→ INSTRUCTION: Tell how many lines in the data below hold the string "this"; give nothing but the number.

→ INFORMATION SHOWN:
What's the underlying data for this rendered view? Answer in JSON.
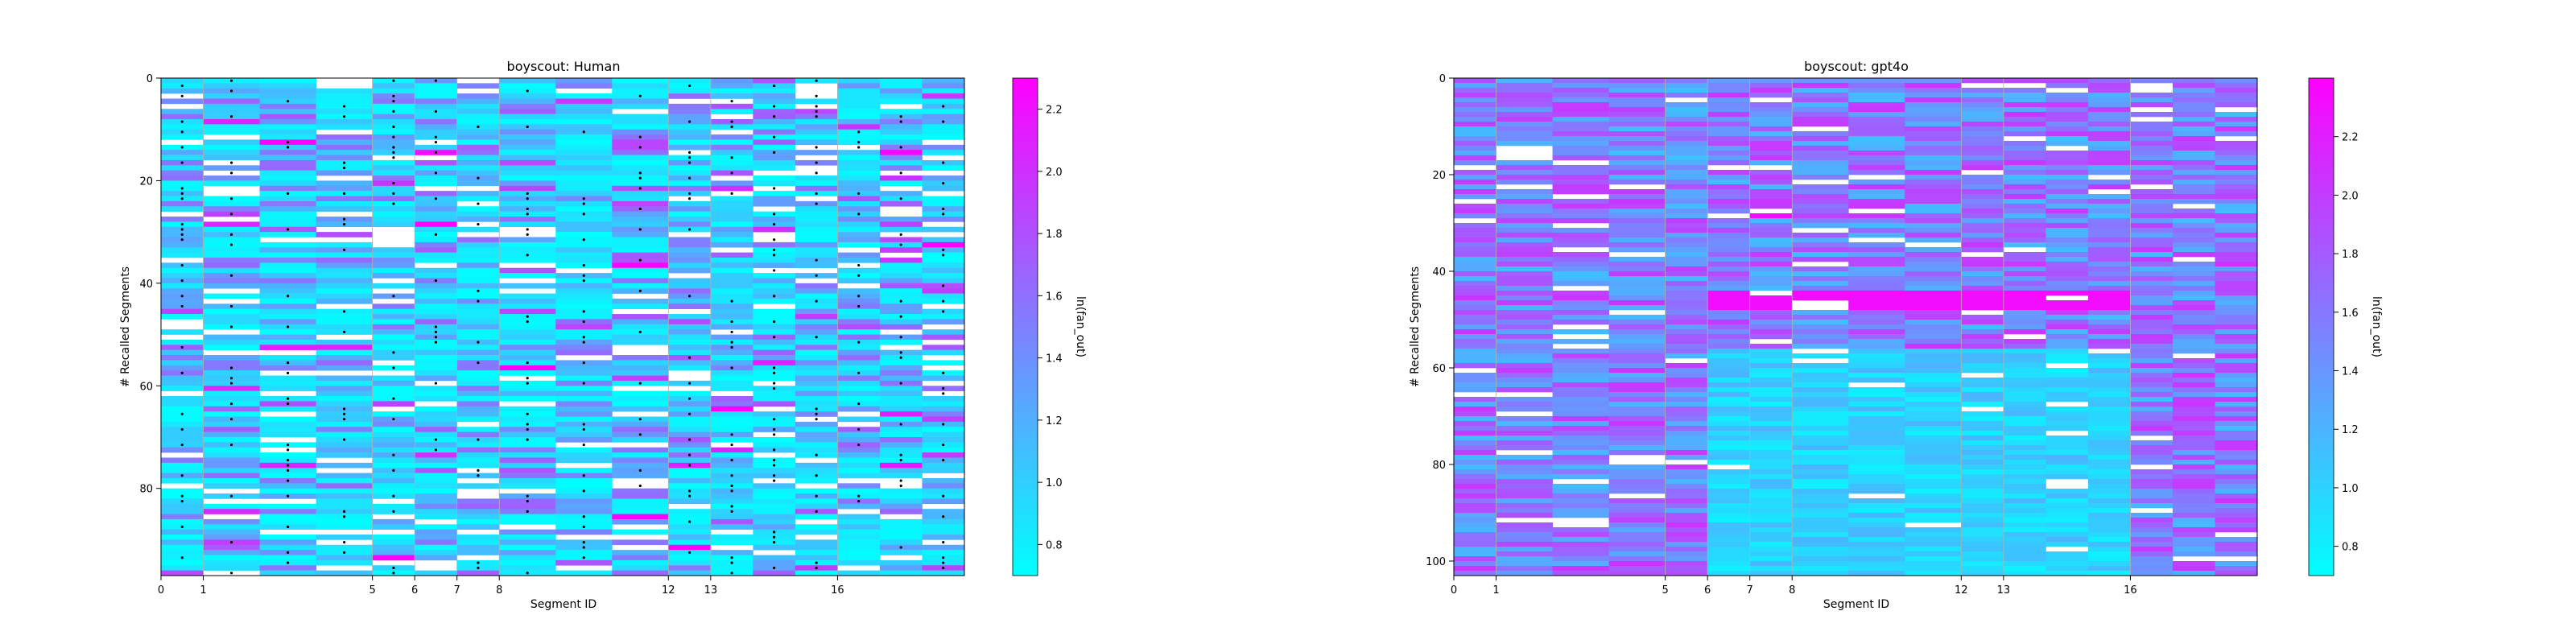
{
  "colormap": [
    "#00ffff",
    "#ff00ff"
  ],
  "chart_data": [
    {
      "type": "heatmap",
      "title": "boyscout: Human",
      "xlabel": "Segment ID",
      "ylabel": "# Recalled Segments",
      "x_ticks": [
        0,
        1,
        5,
        6,
        7,
        8,
        12,
        13,
        16
      ],
      "y_ticks": [
        0,
        20,
        40,
        60,
        80
      ],
      "segment_boundaries": [
        0,
        1,
        5,
        6,
        7,
        8,
        12,
        13,
        16,
        19
      ],
      "xlim": [
        0,
        19
      ],
      "ylim": [
        0,
        97
      ],
      "value_range": [
        0.7,
        2.3
      ],
      "colorbar_label": "ln(fan_out)",
      "colorbar_ticks": [
        0.8,
        1.0,
        1.2,
        1.4,
        1.6,
        1.8,
        2.0,
        2.2
      ],
      "marker_density": 0.22
    },
    {
      "type": "heatmap",
      "title": "boyscout: gpt4o",
      "xlabel": "Segment ID",
      "ylabel": "# Recalled Segments",
      "x_ticks": [
        0,
        1,
        5,
        6,
        7,
        8,
        12,
        13,
        16
      ],
      "y_ticks": [
        0,
        20,
        40,
        60,
        80,
        100
      ],
      "segment_boundaries": [
        0,
        1,
        5,
        6,
        7,
        8,
        12,
        13,
        16,
        19
      ],
      "xlim": [
        0,
        19
      ],
      "ylim": [
        0,
        103
      ],
      "value_range": [
        0.7,
        2.4
      ],
      "colorbar_label": "ln(fan_out)",
      "colorbar_ticks": [
        0.8,
        1.0,
        1.2,
        1.4,
        1.6,
        1.8,
        2.0,
        2.2
      ],
      "marker_density": 0
    }
  ]
}
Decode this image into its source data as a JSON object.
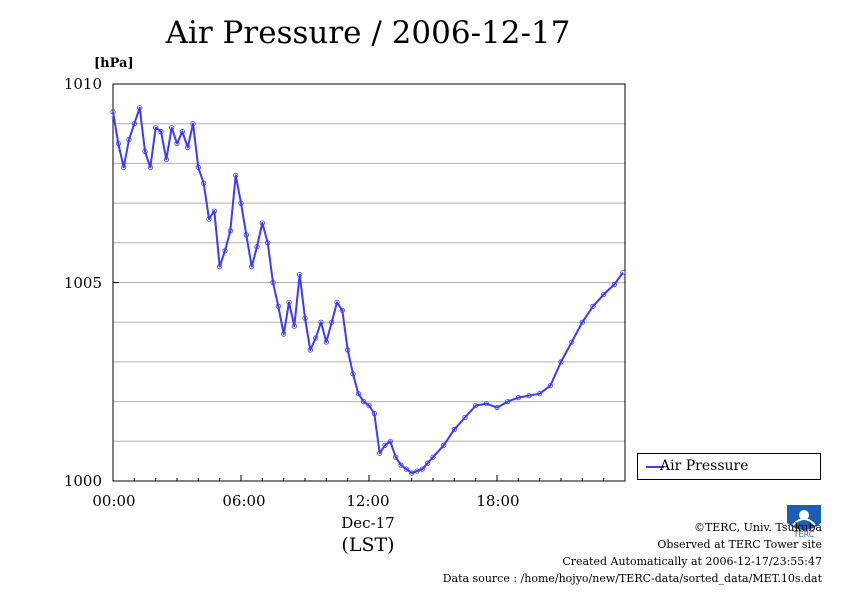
{
  "chart_data": {
    "type": "line",
    "title": "Air Pressure / 2006-12-17",
    "ylabel_unit": "[hPa]",
    "ylim": [
      1000,
      1010
    ],
    "yticks": [
      "1010",
      "1005",
      "1000"
    ],
    "xlim": [
      "00:00",
      "24:00"
    ],
    "xticks": [
      "00:00",
      "06:00",
      "12:00",
      "18:00"
    ],
    "date_label": "Dec-17",
    "timezone_label": "(LST)",
    "grid": true,
    "legend": {
      "position": "outside-right-bottom",
      "entries": [
        "Air Pressure"
      ]
    },
    "series": [
      {
        "name": "Air Pressure",
        "color": "#3b3bff",
        "x_hours": [
          0,
          0.25,
          0.5,
          0.75,
          1.0,
          1.25,
          1.5,
          1.75,
          2.0,
          2.25,
          2.5,
          2.75,
          3.0,
          3.25,
          3.5,
          3.75,
          4.0,
          4.25,
          4.5,
          4.75,
          5.0,
          5.25,
          5.5,
          5.75,
          6.0,
          6.25,
          6.5,
          6.75,
          7.0,
          7.25,
          7.5,
          7.75,
          8.0,
          8.25,
          8.5,
          8.75,
          9.0,
          9.25,
          9.5,
          9.75,
          10.0,
          10.25,
          10.5,
          10.75,
          11.0,
          11.25,
          11.5,
          11.75,
          12.0,
          12.25,
          12.5,
          12.75,
          13.0,
          13.25,
          13.5,
          13.75,
          14.0,
          14.25,
          14.5,
          14.75,
          15.0,
          15.5,
          16.0,
          16.5,
          17.0,
          17.5,
          18.0,
          18.5,
          19.0,
          19.5,
          20.0,
          20.5,
          21.0,
          21.5,
          22.0,
          22.5,
          23.0,
          23.5,
          23.9
        ],
        "values": [
          1009.3,
          1008.5,
          1007.9,
          1008.6,
          1009.0,
          1009.4,
          1008.3,
          1007.9,
          1008.9,
          1008.8,
          1008.1,
          1008.9,
          1008.5,
          1008.8,
          1008.4,
          1009.0,
          1007.9,
          1007.5,
          1006.6,
          1006.8,
          1005.4,
          1005.8,
          1006.3,
          1007.7,
          1007.0,
          1006.2,
          1005.4,
          1005.9,
          1006.5,
          1006.0,
          1005.0,
          1004.4,
          1003.7,
          1004.5,
          1003.9,
          1005.2,
          1004.1,
          1003.3,
          1003.6,
          1004.0,
          1003.5,
          1004.0,
          1004.5,
          1004.3,
          1003.3,
          1002.7,
          1002.2,
          1002.0,
          1001.9,
          1001.7,
          1000.7,
          1000.9,
          1001.0,
          1000.6,
          1000.4,
          1000.3,
          1000.2,
          1000.25,
          1000.3,
          1000.45,
          1000.6,
          1000.9,
          1001.3,
          1001.6,
          1001.9,
          1001.95,
          1001.85,
          1002.0,
          1002.1,
          1002.15,
          1002.2,
          1002.4,
          1003.0,
          1003.5,
          1004.0,
          1004.4,
          1004.7,
          1004.95,
          1005.25
        ]
      }
    ]
  },
  "credits": {
    "copyright": "©TERC, Univ. Tsukuba",
    "site": "Observed at TERC Tower site",
    "created": "Created Automatically at 2006-12-17/23:55:47",
    "source": "Data source : /home/hojyo/new/TERC-data/sorted_data/MET.10s.dat"
  },
  "logo": {
    "text": "TERC",
    "color": "#1a5fb4"
  }
}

→ FINISHED TASK: 2